▸ TASK INPUT

———

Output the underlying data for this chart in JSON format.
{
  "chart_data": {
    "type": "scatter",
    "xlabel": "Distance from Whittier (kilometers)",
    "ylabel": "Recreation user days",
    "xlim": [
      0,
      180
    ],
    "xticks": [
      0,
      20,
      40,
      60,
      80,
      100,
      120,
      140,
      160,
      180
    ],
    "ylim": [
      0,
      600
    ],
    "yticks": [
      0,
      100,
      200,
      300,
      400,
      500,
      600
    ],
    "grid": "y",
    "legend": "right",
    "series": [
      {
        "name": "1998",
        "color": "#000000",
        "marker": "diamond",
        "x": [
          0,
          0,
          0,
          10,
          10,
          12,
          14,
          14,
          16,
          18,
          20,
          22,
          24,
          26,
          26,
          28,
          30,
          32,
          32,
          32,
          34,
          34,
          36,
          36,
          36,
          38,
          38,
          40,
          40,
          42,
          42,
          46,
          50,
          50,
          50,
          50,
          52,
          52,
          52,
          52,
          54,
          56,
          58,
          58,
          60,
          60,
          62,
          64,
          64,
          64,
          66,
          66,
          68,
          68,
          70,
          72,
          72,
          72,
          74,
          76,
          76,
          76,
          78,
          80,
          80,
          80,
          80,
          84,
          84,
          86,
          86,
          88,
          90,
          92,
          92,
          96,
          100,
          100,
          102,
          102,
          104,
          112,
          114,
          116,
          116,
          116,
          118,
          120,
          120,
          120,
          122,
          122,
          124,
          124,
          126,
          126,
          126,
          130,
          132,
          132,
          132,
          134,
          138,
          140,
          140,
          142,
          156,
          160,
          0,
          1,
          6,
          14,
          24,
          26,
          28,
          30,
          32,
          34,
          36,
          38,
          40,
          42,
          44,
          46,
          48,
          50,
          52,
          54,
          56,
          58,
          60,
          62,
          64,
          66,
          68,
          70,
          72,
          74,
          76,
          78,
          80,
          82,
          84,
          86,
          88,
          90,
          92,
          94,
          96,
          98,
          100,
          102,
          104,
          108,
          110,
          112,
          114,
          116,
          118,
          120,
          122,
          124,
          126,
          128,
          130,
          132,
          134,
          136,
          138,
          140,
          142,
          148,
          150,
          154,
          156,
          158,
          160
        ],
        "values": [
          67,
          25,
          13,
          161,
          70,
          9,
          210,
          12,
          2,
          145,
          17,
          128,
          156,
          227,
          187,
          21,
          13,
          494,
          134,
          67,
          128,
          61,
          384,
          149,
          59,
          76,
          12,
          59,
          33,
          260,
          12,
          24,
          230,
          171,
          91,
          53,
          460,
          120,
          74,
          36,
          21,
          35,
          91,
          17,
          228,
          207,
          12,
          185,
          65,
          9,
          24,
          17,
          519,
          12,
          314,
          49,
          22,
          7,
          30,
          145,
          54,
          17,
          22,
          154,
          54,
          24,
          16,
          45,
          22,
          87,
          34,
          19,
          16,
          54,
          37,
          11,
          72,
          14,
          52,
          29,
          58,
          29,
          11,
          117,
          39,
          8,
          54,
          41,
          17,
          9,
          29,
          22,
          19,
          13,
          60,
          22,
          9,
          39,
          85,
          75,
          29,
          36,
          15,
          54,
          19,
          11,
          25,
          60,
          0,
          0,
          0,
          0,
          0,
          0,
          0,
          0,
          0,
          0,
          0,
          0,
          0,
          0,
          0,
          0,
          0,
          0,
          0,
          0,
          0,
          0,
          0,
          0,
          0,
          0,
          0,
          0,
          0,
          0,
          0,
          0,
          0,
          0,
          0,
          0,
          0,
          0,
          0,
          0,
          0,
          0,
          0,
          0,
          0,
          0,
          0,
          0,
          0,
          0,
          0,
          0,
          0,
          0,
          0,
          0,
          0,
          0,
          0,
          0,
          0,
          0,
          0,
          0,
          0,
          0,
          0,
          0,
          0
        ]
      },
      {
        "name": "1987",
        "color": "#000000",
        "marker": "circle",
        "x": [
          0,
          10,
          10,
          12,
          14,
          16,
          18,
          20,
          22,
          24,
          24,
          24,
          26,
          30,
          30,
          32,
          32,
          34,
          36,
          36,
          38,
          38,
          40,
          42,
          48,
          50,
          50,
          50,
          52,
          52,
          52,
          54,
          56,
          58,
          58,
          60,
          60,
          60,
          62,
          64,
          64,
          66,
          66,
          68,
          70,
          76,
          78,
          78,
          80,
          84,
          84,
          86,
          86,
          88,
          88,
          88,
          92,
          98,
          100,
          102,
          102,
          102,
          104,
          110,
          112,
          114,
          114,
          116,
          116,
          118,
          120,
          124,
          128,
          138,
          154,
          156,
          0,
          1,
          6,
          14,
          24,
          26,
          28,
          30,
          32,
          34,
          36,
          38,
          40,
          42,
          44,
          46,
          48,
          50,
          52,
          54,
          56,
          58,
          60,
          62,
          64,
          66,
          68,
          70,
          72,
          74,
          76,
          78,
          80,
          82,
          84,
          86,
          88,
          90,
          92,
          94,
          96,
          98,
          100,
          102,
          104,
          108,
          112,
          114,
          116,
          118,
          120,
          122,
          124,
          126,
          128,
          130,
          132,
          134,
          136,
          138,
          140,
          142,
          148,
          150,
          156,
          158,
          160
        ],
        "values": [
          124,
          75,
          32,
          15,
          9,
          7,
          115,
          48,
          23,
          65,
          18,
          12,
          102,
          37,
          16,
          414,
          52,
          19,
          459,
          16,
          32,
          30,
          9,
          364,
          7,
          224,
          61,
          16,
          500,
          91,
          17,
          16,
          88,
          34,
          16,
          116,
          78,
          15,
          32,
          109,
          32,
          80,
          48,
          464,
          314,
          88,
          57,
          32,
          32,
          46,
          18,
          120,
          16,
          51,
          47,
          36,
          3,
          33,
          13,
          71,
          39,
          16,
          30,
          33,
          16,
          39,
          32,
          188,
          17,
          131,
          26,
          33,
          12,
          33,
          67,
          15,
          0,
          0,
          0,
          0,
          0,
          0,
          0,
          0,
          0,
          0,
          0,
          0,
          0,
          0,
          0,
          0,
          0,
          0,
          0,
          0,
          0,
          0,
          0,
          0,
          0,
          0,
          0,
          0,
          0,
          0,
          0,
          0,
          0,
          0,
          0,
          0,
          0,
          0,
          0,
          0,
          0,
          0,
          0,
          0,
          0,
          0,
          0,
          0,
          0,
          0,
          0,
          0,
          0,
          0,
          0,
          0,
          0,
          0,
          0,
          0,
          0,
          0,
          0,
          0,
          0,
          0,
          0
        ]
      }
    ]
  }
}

———

▸ GIVEN PROBLEM
Each record should come back exactly as written.

▸ RESPONSE FOR THIS EXERCISE
Output the underlying data for this chart in JSON format.
{
  "chart_data": {
    "type": "scatter",
    "xlabel": "Distance from Whittier (kilometers)",
    "ylabel": "Recreation user days",
    "xlim": [
      0,
      180
    ],
    "xticks": [
      0,
      20,
      40,
      60,
      80,
      100,
      120,
      140,
      160,
      180
    ],
    "ylim": [
      0,
      600
    ],
    "yticks": [
      0,
      100,
      200,
      300,
      400,
      500,
      600
    ],
    "grid": "y",
    "legend": "right",
    "series": [
      {
        "name": "1998",
        "color": "#000000",
        "marker": "diamond",
        "x": [
          0,
          0,
          0,
          10,
          10,
          12,
          14,
          14,
          16,
          18,
          20,
          22,
          24,
          26,
          26,
          28,
          30,
          32,
          32,
          32,
          34,
          34,
          36,
          36,
          36,
          38,
          38,
          40,
          40,
          42,
          42,
          46,
          50,
          50,
          50,
          50,
          52,
          52,
          52,
          52,
          54,
          56,
          58,
          58,
          60,
          60,
          62,
          64,
          64,
          64,
          66,
          66,
          68,
          68,
          70,
          72,
          72,
          72,
          74,
          76,
          76,
          76,
          78,
          80,
          80,
          80,
          80,
          84,
          84,
          86,
          86,
          88,
          90,
          92,
          92,
          96,
          100,
          100,
          102,
          102,
          104,
          112,
          114,
          116,
          116,
          116,
          118,
          120,
          120,
          120,
          122,
          122,
          124,
          124,
          126,
          126,
          126,
          130,
          132,
          132,
          132,
          134,
          138,
          140,
          140,
          142,
          156,
          160,
          0,
          1,
          6,
          14,
          24,
          26,
          28,
          30,
          32,
          34,
          36,
          38,
          40,
          42,
          44,
          46,
          48,
          50,
          52,
          54,
          56,
          58,
          60,
          62,
          64,
          66,
          68,
          70,
          72,
          74,
          76,
          78,
          80,
          82,
          84,
          86,
          88,
          90,
          92,
          94,
          96,
          98,
          100,
          102,
          104,
          108,
          110,
          112,
          114,
          116,
          118,
          120,
          122,
          124,
          126,
          128,
          130,
          132,
          134,
          136,
          138,
          140,
          142,
          148,
          150,
          154,
          156,
          158,
          160
        ],
        "values": [
          67,
          25,
          13,
          161,
          70,
          9,
          210,
          12,
          2,
          145,
          17,
          128,
          156,
          227,
          187,
          21,
          13,
          494,
          134,
          67,
          128,
          61,
          384,
          149,
          59,
          76,
          12,
          59,
          33,
          260,
          12,
          24,
          230,
          171,
          91,
          53,
          460,
          120,
          74,
          36,
          21,
          35,
          91,
          17,
          228,
          207,
          12,
          185,
          65,
          9,
          24,
          17,
          519,
          12,
          314,
          49,
          22,
          7,
          30,
          145,
          54,
          17,
          22,
          154,
          54,
          24,
          16,
          45,
          22,
          87,
          34,
          19,
          16,
          54,
          37,
          11,
          72,
          14,
          52,
          29,
          58,
          29,
          11,
          117,
          39,
          8,
          54,
          41,
          17,
          9,
          29,
          22,
          19,
          13,
          60,
          22,
          9,
          39,
          85,
          75,
          29,
          36,
          15,
          54,
          19,
          11,
          25,
          60,
          0,
          0,
          0,
          0,
          0,
          0,
          0,
          0,
          0,
          0,
          0,
          0,
          0,
          0,
          0,
          0,
          0,
          0,
          0,
          0,
          0,
          0,
          0,
          0,
          0,
          0,
          0,
          0,
          0,
          0,
          0,
          0,
          0,
          0,
          0,
          0,
          0,
          0,
          0,
          0,
          0,
          0,
          0,
          0,
          0,
          0,
          0,
          0,
          0,
          0,
          0,
          0,
          0,
          0,
          0,
          0,
          0,
          0,
          0,
          0,
          0,
          0,
          0,
          0,
          0,
          0,
          0,
          0,
          0
        ]
      },
      {
        "name": "1987",
        "color": "#000000",
        "marker": "circle",
        "x": [
          0,
          10,
          10,
          12,
          14,
          16,
          18,
          20,
          22,
          24,
          24,
          24,
          26,
          30,
          30,
          32,
          32,
          34,
          36,
          36,
          38,
          38,
          40,
          42,
          48,
          50,
          50,
          50,
          52,
          52,
          52,
          54,
          56,
          58,
          58,
          60,
          60,
          60,
          62,
          64,
          64,
          66,
          66,
          68,
          70,
          76,
          78,
          78,
          80,
          84,
          84,
          86,
          86,
          88,
          88,
          88,
          92,
          98,
          100,
          102,
          102,
          102,
          104,
          110,
          112,
          114,
          114,
          116,
          116,
          118,
          120,
          124,
          128,
          138,
          154,
          156,
          0,
          1,
          6,
          14,
          24,
          26,
          28,
          30,
          32,
          34,
          36,
          38,
          40,
          42,
          44,
          46,
          48,
          50,
          52,
          54,
          56,
          58,
          60,
          62,
          64,
          66,
          68,
          70,
          72,
          74,
          76,
          78,
          80,
          82,
          84,
          86,
          88,
          90,
          92,
          94,
          96,
          98,
          100,
          102,
          104,
          108,
          112,
          114,
          116,
          118,
          120,
          122,
          124,
          126,
          128,
          130,
          132,
          134,
          136,
          138,
          140,
          142,
          148,
          150,
          156,
          158,
          160
        ],
        "values": [
          124,
          75,
          32,
          15,
          9,
          7,
          115,
          48,
          23,
          65,
          18,
          12,
          102,
          37,
          16,
          414,
          52,
          19,
          459,
          16,
          32,
          30,
          9,
          364,
          7,
          224,
          61,
          16,
          500,
          91,
          17,
          16,
          88,
          34,
          16,
          116,
          78,
          15,
          32,
          109,
          32,
          80,
          48,
          464,
          314,
          88,
          57,
          32,
          32,
          46,
          18,
          120,
          16,
          51,
          47,
          36,
          3,
          33,
          13,
          71,
          39,
          16,
          30,
          33,
          16,
          39,
          32,
          188,
          17,
          131,
          26,
          33,
          12,
          33,
          67,
          15,
          0,
          0,
          0,
          0,
          0,
          0,
          0,
          0,
          0,
          0,
          0,
          0,
          0,
          0,
          0,
          0,
          0,
          0,
          0,
          0,
          0,
          0,
          0,
          0,
          0,
          0,
          0,
          0,
          0,
          0,
          0,
          0,
          0,
          0,
          0,
          0,
          0,
          0,
          0,
          0,
          0,
          0,
          0,
          0,
          0,
          0,
          0,
          0,
          0,
          0,
          0,
          0,
          0,
          0,
          0,
          0,
          0,
          0,
          0,
          0,
          0,
          0,
          0,
          0,
          0,
          0,
          0
        ]
      }
    ]
  }
}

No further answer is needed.